Reproduce each line of the listing exactly.

(A run of records)
################

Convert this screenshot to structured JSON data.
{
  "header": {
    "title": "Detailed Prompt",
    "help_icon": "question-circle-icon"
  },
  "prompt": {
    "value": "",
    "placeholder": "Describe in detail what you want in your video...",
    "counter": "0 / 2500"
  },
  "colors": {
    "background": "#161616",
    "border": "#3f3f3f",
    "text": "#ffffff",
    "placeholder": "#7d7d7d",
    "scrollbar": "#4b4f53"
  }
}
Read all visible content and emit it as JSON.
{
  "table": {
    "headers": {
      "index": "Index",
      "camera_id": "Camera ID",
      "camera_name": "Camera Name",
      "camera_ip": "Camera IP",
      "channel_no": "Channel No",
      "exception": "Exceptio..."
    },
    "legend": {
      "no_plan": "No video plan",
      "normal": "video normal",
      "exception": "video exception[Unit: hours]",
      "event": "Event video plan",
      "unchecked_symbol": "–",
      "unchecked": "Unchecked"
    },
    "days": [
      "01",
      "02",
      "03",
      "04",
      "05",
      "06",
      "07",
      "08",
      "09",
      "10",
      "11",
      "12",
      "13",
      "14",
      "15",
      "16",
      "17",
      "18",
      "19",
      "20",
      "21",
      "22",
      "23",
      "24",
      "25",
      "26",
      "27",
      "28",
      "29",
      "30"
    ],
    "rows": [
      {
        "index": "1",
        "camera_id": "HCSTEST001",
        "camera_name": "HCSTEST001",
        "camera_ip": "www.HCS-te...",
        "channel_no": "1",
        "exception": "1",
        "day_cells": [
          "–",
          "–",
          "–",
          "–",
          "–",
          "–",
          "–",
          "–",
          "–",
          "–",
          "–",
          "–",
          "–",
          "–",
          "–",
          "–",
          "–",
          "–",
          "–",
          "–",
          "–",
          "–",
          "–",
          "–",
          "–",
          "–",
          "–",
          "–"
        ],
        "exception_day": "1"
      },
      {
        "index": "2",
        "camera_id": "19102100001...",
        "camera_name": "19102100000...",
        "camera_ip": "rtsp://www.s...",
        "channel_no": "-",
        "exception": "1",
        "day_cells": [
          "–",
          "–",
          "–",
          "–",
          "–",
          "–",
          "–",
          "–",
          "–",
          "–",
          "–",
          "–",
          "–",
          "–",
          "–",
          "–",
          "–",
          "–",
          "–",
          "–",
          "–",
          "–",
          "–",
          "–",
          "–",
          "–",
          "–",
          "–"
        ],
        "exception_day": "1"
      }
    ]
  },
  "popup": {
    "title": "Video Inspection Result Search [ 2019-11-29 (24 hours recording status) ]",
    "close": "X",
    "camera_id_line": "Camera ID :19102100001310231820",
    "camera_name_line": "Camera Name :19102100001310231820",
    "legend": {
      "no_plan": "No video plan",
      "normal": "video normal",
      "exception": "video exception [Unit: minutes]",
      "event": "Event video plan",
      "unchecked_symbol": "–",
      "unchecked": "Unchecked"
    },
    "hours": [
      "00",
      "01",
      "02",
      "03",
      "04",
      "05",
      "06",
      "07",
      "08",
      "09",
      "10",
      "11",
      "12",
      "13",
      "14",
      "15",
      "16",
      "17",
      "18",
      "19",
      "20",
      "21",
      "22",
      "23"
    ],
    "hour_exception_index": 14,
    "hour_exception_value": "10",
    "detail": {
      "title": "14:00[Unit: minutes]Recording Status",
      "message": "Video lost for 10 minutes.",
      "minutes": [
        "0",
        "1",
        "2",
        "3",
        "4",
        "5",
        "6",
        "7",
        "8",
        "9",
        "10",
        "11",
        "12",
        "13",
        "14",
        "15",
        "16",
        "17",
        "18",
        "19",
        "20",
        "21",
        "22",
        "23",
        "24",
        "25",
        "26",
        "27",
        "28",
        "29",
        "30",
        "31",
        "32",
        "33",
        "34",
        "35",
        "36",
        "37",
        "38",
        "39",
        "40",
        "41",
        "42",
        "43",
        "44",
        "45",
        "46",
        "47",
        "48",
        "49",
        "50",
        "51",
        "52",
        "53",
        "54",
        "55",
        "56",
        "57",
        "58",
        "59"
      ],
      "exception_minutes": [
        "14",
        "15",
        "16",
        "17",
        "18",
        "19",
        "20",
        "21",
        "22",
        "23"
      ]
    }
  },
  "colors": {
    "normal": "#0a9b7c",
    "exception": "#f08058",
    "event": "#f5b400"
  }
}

################

**OUTPUT OF THE TASK**
Convert this screenshot to structured JSON data.
{
  "header": {
    "title": "Detailed Prompt",
    "help_icon": "question-circle-icon"
  },
  "prompt": {
    "value": "",
    "placeholder": "Describe in detail what you want in your video...",
    "counter": "0 / 2500"
  },
  "colors": {
    "background": "#161616",
    "border": "#3f3f3f",
    "text": "#ffffff",
    "placeholder": "#7d7d7d",
    "scrollbar": "#4b4f53"
  }
}
Read all visible content and emit it as JSON.
{
  "table": {
    "headers": {
      "index": "Index",
      "camera_id": "Camera ID",
      "camera_name": "Camera Name",
      "camera_ip": "Camera IP",
      "channel_no": "Channel No",
      "exception": "Exceptio..."
    },
    "legend": {
      "no_plan": "No video plan",
      "normal": "video normal",
      "exception": "video exception[Unit: hours]",
      "event": "Event video plan",
      "unchecked_symbol": "–",
      "unchecked": "Unchecked"
    },
    "days": [
      "01",
      "02",
      "03",
      "04",
      "05",
      "06",
      "07",
      "08",
      "09",
      "10",
      "11",
      "12",
      "13",
      "14",
      "15",
      "16",
      "17",
      "18",
      "19",
      "20",
      "21",
      "22",
      "23",
      "24",
      "25",
      "26",
      "27",
      "28",
      "29",
      "30"
    ],
    "rows": [
      {
        "index": "1",
        "camera_id": "HCSTEST001",
        "camera_name": "HCSTEST001",
        "camera_ip": "www.HCS-te...",
        "channel_no": "1",
        "exception": "1",
        "day_cells": [
          "–",
          "–",
          "–",
          "–",
          "–",
          "–",
          "–",
          "–",
          "–",
          "–",
          "–",
          "–",
          "–",
          "–",
          "–",
          "–",
          "–",
          "–",
          "–",
          "–",
          "–",
          "–",
          "–",
          "–",
          "–",
          "–",
          "–",
          "–"
        ],
        "exception_day": "1"
      },
      {
        "index": "2",
        "camera_id": "19102100001...",
        "camera_name": "19102100000...",
        "camera_ip": "rtsp://www.s...",
        "channel_no": "-",
        "exception": "1",
        "day_cells": [
          "–",
          "–",
          "–",
          "–",
          "–",
          "–",
          "–",
          "–",
          "–",
          "–",
          "–",
          "–",
          "–",
          "–",
          "–",
          "–",
          "–",
          "–",
          "–",
          "–",
          "–",
          "–",
          "–",
          "–",
          "–",
          "–",
          "–",
          "–"
        ],
        "exception_day": "1"
      }
    ]
  },
  "popup": {
    "title": "Video Inspection Result Search [ 2019-11-29 (24 hours recording status) ]",
    "close": "X",
    "camera_id_line": "Camera ID :19102100001310231820",
    "camera_name_line": "Camera Name :19102100001310231820",
    "legend": {
      "no_plan": "No video plan",
      "normal": "video normal",
      "exception": "video exception [Unit: minutes]",
      "event": "Event video plan",
      "unchecked_symbol": "–",
      "unchecked": "Unchecked"
    },
    "hours": [
      "00",
      "01",
      "02",
      "03",
      "04",
      "05",
      "06",
      "07",
      "08",
      "09",
      "10",
      "11",
      "12",
      "13",
      "14",
      "15",
      "16",
      "17",
      "18",
      "19",
      "20",
      "21",
      "22",
      "23"
    ],
    "hour_exception_index": 14,
    "hour_exception_value": "10",
    "detail": {
      "title": "14:00[Unit: minutes]Recording Status",
      "message": "Video lost for 10 minutes.",
      "minutes": [
        "0",
        "1",
        "2",
        "3",
        "4",
        "5",
        "6",
        "7",
        "8",
        "9",
        "10",
        "11",
        "12",
        "13",
        "14",
        "15",
        "16",
        "17",
        "18",
        "19",
        "20",
        "21",
        "22",
        "23",
        "24",
        "25",
        "26",
        "27",
        "28",
        "29",
        "30",
        "31",
        "32",
        "33",
        "34",
        "35",
        "36",
        "37",
        "38",
        "39",
        "40",
        "41",
        "42",
        "43",
        "44",
        "45",
        "46",
        "47",
        "48",
        "49",
        "50",
        "51",
        "52",
        "53",
        "54",
        "55",
        "56",
        "57",
        "58",
        "59"
      ],
      "exception_minutes": [
        "14",
        "15",
        "16",
        "17",
        "18",
        "19",
        "20",
        "21",
        "22",
        "23"
      ]
    }
  },
  "colors": {
    "normal": "#0a9b7c",
    "exception": "#f08058",
    "event": "#f5b400"
  }
}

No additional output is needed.